Information provided:
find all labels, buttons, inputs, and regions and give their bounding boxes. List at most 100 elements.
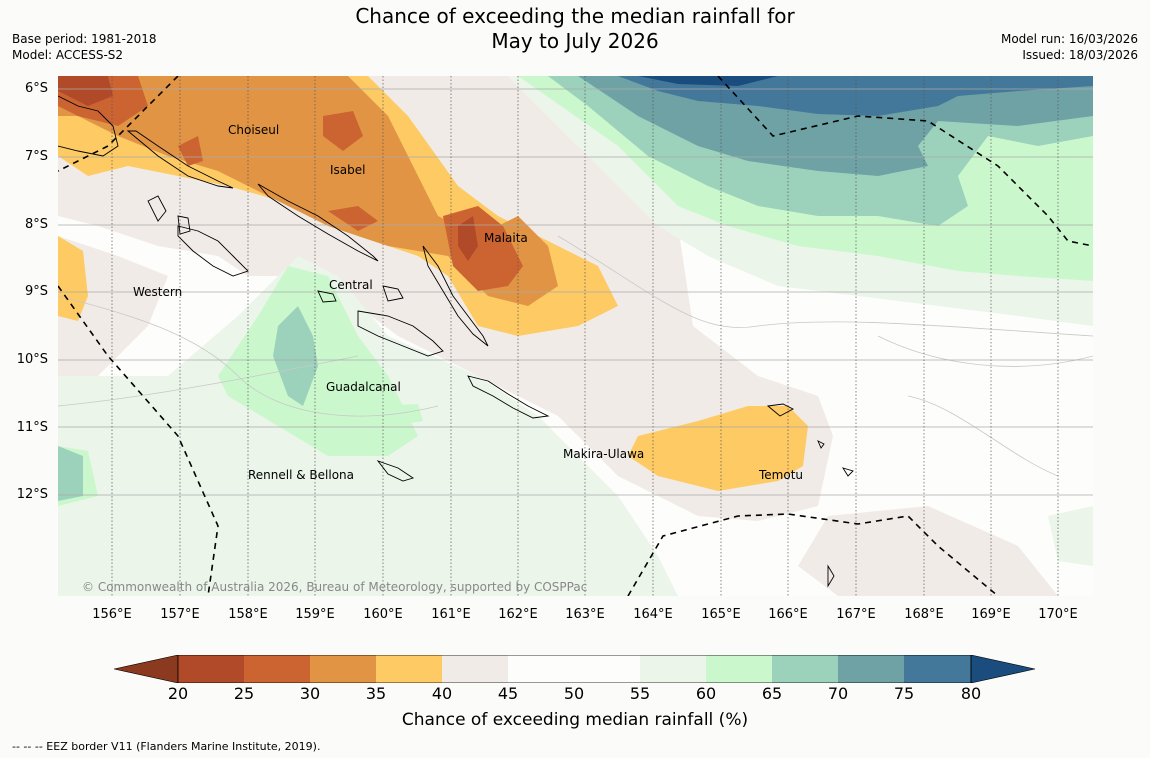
isabel-coast [257,183,379,262]
place-choiseul: Choiseul [228,123,280,137]
meta-right: Model run: 16/03/2026 Issued: 18/03/2026 [1001,31,1138,63]
place-central: Central [329,278,373,292]
lat-label-6s: 6°S [24,81,48,96]
map-title: Chance of exceeding the median rainfall … [0,4,1150,54]
coastlines [57,95,854,588]
lat-label-12s: 12°S [16,487,48,502]
colorbar-75-80 [904,655,971,683]
colorbar-tick-75: 75 [893,684,915,703]
colorbar-35-40 [376,655,442,683]
place-isabel: Isabel [330,163,366,177]
zone-75-80-northeast [618,76,1093,116]
rennell-coast [376,460,415,482]
meridians [111,76,1059,596]
eez-border-note: -- -- -- EEZ border V11 (Flanders Marine… [12,740,321,753]
ranongga-coast [177,215,191,235]
lon-label-170e: 170°E [1038,607,1078,622]
issued-date: Issued: 18/03/2026 [1022,48,1138,62]
map-area [57,75,1094,597]
colorbar-tick-70: 70 [827,684,849,703]
temotu-islet-2 [841,467,854,477]
colorbar-tick-25: 25 [233,684,255,703]
zone-25-30-choiseul [178,136,203,166]
colorbar-40-45 [442,655,508,683]
zone-25-30-isabel [323,111,363,151]
zone-20-25-malaita [458,216,478,261]
florida-coast [382,285,404,302]
lat-label-8s: 8°S [24,217,48,232]
lon-label-164e: 164°E [633,607,673,622]
colorbar-tick-65: 65 [761,684,783,703]
colorbar-tick-80: 80 [960,684,982,703]
colorbar-below-20 [114,655,179,683]
eez-north-west [57,75,179,172]
copyright-notice: © Commonwealth of Australia 2026, Bureau… [82,580,588,594]
lon-label-157e: 157°E [160,607,200,622]
place-guadalcanal: Guadalcanal [326,380,401,394]
lon-label-156e: 156°E [92,607,132,622]
zone-35-40-west [58,236,88,321]
zone-40-45-west [58,236,168,381]
zone-65-70-guadalcanal [273,306,318,406]
bougainville-coast [57,95,119,157]
zone-65-70-west [58,446,83,501]
place-western: Western [133,285,183,299]
central-islands-coast [317,290,337,303]
meta-left: Base period: 1981-2018 Model: ACCESS-S2 [12,31,157,63]
colorbar [114,655,1036,683]
model-name: Model: ACCESS-S2 [12,48,124,62]
colorbar-tick-60: 60 [695,684,717,703]
lon-label-161e: 161°E [431,607,471,622]
lon-label-160e: 160°E [363,607,403,622]
eez-south-west [57,285,219,597]
title-line-2: May to July 2026 [491,29,659,53]
malaita-coast [422,245,489,347]
colorbar-tick-20: 20 [167,684,189,703]
lon-label-169e: 169°E [971,607,1011,622]
colorbar-50-55 [574,655,640,683]
lat-label-7s: 7°S [24,149,48,164]
base-period: Base period: 1981-2018 [12,32,157,46]
colorbar-70-75 [838,655,904,683]
place-makira-ulawa: Makira-Ulawa [563,447,645,461]
graticule [58,88,1093,496]
colorbar-title: Chance of exceeding median rainfall (%) [401,710,749,730]
colorbar-tick-50: 50 [563,684,585,703]
colorbar-45-50 [508,655,574,683]
lon-label-165e: 165°E [701,607,741,622]
eez-north-east [717,75,1094,247]
lat-label-10s: 10°S [16,352,48,367]
colorbar-65-70 [772,655,838,683]
colorbar-tick-55: 55 [629,684,651,703]
colorbar-tick-35: 35 [365,684,387,703]
lat-label-11s: 11°S [16,420,48,435]
temotu-islet-1 [817,440,825,449]
colorbar-above-80 [970,655,1036,683]
rainfall-map [57,75,1094,597]
lon-label-166e: 166°E [768,607,808,622]
lon-label-168e: 168°E [904,607,944,622]
zone-80-plus [638,76,778,86]
zone-40-45-southeast [798,506,1058,596]
colorbar-tick-45: 45 [497,684,519,703]
colorbar-tick-30: 30 [299,684,321,703]
colorbar-60-65 [706,655,772,683]
title-line-1: Chance of exceeding the median rainfall … [355,4,795,28]
lon-label-163e: 163°E [565,607,605,622]
lon-label-159e: 159°E [295,607,335,622]
zone-30-35-north [58,76,558,306]
lat-label-9s: 9°S [24,284,48,299]
zone-55-60-east [1048,506,1093,566]
place-temotu: Temotu [759,468,804,482]
choiseul-coast [126,130,234,189]
vella-lavella-coast [147,195,167,222]
santa-cruz-islet [827,564,835,588]
place-malaita: Malaita [484,231,528,245]
colorbar-25-30 [244,655,310,683]
eez-borders [57,75,1094,597]
zone-60-65-guadalcanal [218,266,418,456]
eez-south [627,513,999,597]
temotu-coast [766,403,794,417]
lon-label-158e: 158°E [228,607,268,622]
lon-label-167e: 167°E [836,607,876,622]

Requirements: Copy out the material above word for word and line for line, leaving out the picture.

Written solution:
find all labels, buttons, inputs, and regions and give their bounding boxes. List at most 100 elements.
isabel-coast [257,183,379,262]
place-choiseul: Choiseul [228,123,280,137]
meta-right: Model run: 16/03/2026 Issued: 18/03/2026 [1001,31,1138,63]
place-central: Central [329,278,373,292]
lat-label-6s: 6°S [24,81,48,96]
map-title: Chance of exceeding the median rainfall … [0,4,1150,54]
coastlines [57,95,854,588]
lat-label-12s: 12°S [16,487,48,502]
colorbar-75-80 [904,655,971,683]
colorbar-tick-75: 75 [893,684,915,703]
colorbar-35-40 [376,655,442,683]
place-isabel: Isabel [330,163,366,177]
zone-75-80-northeast [618,76,1093,116]
rennell-coast [376,460,415,482]
meridians [111,76,1059,596]
eez-border-note: -- -- -- EEZ border V11 (Flanders Marine… [12,740,321,753]
ranongga-coast [177,215,191,235]
lon-label-170e: 170°E [1038,607,1078,622]
issued-date: Issued: 18/03/2026 [1022,48,1138,62]
map-area [57,75,1094,597]
colorbar-tick-70: 70 [827,684,849,703]
temotu-islet-2 [841,467,854,477]
colorbar-tick-25: 25 [233,684,255,703]
zone-25-30-choiseul [178,136,203,166]
colorbar-40-45 [442,655,508,683]
zone-25-30-isabel [323,111,363,151]
zone-20-25-malaita [458,216,478,261]
florida-coast [382,285,404,302]
lat-label-8s: 8°S [24,217,48,232]
lon-label-164e: 164°E [633,607,673,622]
colorbar-tick-65: 65 [761,684,783,703]
colorbar-tick-80: 80 [960,684,982,703]
colorbar-below-20 [114,655,179,683]
eez-north-west [57,75,179,172]
copyright-notice: © Commonwealth of Australia 2026, Bureau… [82,580,588,594]
lon-label-157e: 157°E [160,607,200,622]
place-guadalcanal: Guadalcanal [326,380,401,394]
lon-label-156e: 156°E [92,607,132,622]
zone-35-40-west [58,236,88,321]
zone-40-45-west [58,236,168,381]
zone-65-70-guadalcanal [273,306,318,406]
bougainville-coast [57,95,119,157]
zone-65-70-west [58,446,83,501]
place-western: Western [133,285,183,299]
central-islands-coast [317,290,337,303]
meta-left: Base period: 1981-2018 Model: ACCESS-S2 [12,31,157,63]
colorbar [114,655,1036,683]
model-name: Model: ACCESS-S2 [12,48,124,62]
colorbar-tick-60: 60 [695,684,717,703]
lon-label-161e: 161°E [431,607,471,622]
lon-label-160e: 160°E [363,607,403,622]
eez-south-west [57,285,219,597]
title-line-2: May to July 2026 [491,29,659,53]
malaita-coast [422,245,489,347]
colorbar-tick-20: 20 [167,684,189,703]
lon-label-169e: 169°E [971,607,1011,622]
colorbar-50-55 [574,655,640,683]
lat-label-7s: 7°S [24,149,48,164]
base-period: Base period: 1981-2018 [12,32,157,46]
colorbar-70-75 [838,655,904,683]
place-makira-ulawa: Makira-Ulawa [563,447,645,461]
graticule [58,88,1093,496]
colorbar-title: Chance of exceeding median rainfall (%) [401,710,749,730]
colorbar-tick-50: 50 [563,684,585,703]
colorbar-45-50 [508,655,574,683]
lon-label-165e: 165°E [701,607,741,622]
eez-north-east [717,75,1094,247]
lat-label-10s: 10°S [16,352,48,367]
colorbar-65-70 [772,655,838,683]
colorbar-tick-55: 55 [629,684,651,703]
colorbar-tick-35: 35 [365,684,387,703]
lat-label-11s: 11°S [16,420,48,435]
temotu-islet-1 [817,440,825,449]
colorbar-above-80 [970,655,1036,683]
rainfall-map [57,75,1094,597]
lon-label-166e: 166°E [768,607,808,622]
lon-label-168e: 168°E [904,607,944,622]
zone-80-plus [638,76,778,86]
zone-40-45-southeast [798,506,1058,596]
colorbar-tick-45: 45 [497,684,519,703]
colorbar-tick-30: 30 [299,684,321,703]
colorbar-60-65 [706,655,772,683]
title-line-1: Chance of exceeding the median rainfall … [355,4,795,28]
lon-label-163e: 163°E [565,607,605,622]
lon-label-159e: 159°E [295,607,335,622]
zone-30-35-north [58,76,558,306]
lat-label-9s: 9°S [24,284,48,299]
zone-55-60-east [1048,506,1093,566]
place-temotu: Temotu [759,468,804,482]
choiseul-coast [126,130,234,189]
vella-lavella-coast [147,195,167,222]
santa-cruz-islet [827,564,835,588]
place-malaita: Malaita [484,231,528,245]
colorbar-25-30 [244,655,310,683]
eez-borders [57,75,1094,597]
zone-60-65-guadalcanal [218,266,418,456]
eez-south [627,513,999,597]
temotu-coast [766,403,794,417]
lon-label-158e: 158°E [228,607,268,622]
lon-label-167e: 167°E [836,607,876,622]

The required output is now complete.